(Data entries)
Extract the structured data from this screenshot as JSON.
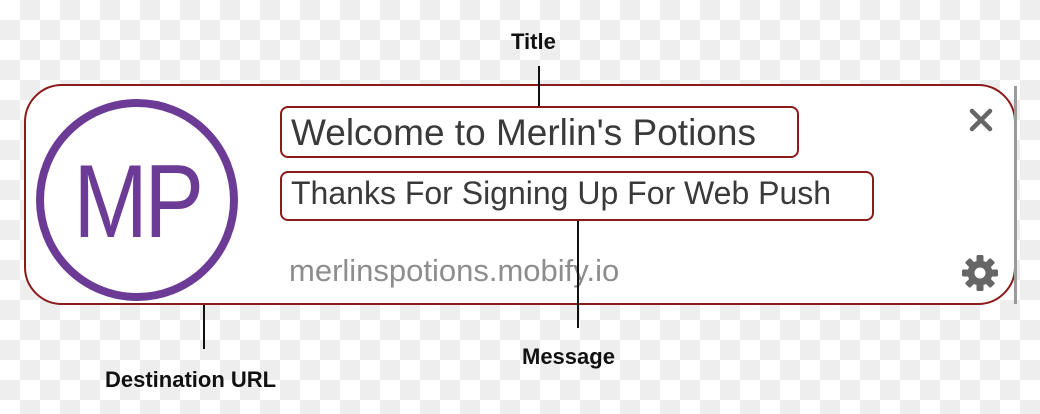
{
  "notification": {
    "avatar_initials": "MP",
    "title": "Welcome to Merlin's Potions",
    "message": "Thanks For Signing Up For Web Push",
    "destination_url": "merlinspotions.mobify.io",
    "close_icon": "close-icon",
    "settings_icon": "gear-icon"
  },
  "callouts": {
    "title": "Title",
    "message": "Message",
    "destination_url": "Destination URL"
  },
  "colors": {
    "brand_purple": "#6c3b96",
    "outline": "#8b1a1a",
    "title_text": "#3a3a3a",
    "url_text": "#8d8d8d",
    "icon_gray": "#666666"
  }
}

Work to complete
Skipping the pictures, transcribe each line above exactly as it appears.

Answer for the task
Extract the structured data from this screenshot as JSON.
{
  "notification": {
    "avatar_initials": "MP",
    "title": "Welcome to Merlin's Potions",
    "message": "Thanks For Signing Up For Web Push",
    "destination_url": "merlinspotions.mobify.io",
    "close_icon": "close-icon",
    "settings_icon": "gear-icon"
  },
  "callouts": {
    "title": "Title",
    "message": "Message",
    "destination_url": "Destination URL"
  },
  "colors": {
    "brand_purple": "#6c3b96",
    "outline": "#8b1a1a",
    "title_text": "#3a3a3a",
    "url_text": "#8d8d8d",
    "icon_gray": "#666666"
  }
}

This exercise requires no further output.